◆ Short problem
State how many lines in the listing below include the word "title". Give nothing but the number.

◆ Rows
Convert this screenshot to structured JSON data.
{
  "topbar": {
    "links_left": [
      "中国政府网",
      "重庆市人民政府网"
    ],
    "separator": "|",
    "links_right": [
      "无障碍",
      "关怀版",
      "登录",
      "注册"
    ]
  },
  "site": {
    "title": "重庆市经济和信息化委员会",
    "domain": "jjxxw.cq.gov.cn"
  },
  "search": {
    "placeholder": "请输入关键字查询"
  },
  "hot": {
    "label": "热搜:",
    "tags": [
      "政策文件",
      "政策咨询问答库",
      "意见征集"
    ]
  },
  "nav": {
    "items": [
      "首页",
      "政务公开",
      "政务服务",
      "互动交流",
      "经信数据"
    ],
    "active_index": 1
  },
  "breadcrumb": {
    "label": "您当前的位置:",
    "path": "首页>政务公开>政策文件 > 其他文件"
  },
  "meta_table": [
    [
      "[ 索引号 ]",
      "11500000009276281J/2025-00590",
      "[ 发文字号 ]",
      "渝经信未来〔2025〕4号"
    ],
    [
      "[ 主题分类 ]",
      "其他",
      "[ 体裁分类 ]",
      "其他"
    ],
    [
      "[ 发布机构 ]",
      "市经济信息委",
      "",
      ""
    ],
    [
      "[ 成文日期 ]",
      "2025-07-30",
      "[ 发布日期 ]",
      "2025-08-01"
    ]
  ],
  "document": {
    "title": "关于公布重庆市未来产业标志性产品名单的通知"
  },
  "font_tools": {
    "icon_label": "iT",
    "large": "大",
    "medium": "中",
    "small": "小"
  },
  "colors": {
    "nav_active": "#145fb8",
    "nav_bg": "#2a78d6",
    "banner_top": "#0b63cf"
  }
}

◆ Finished answer
2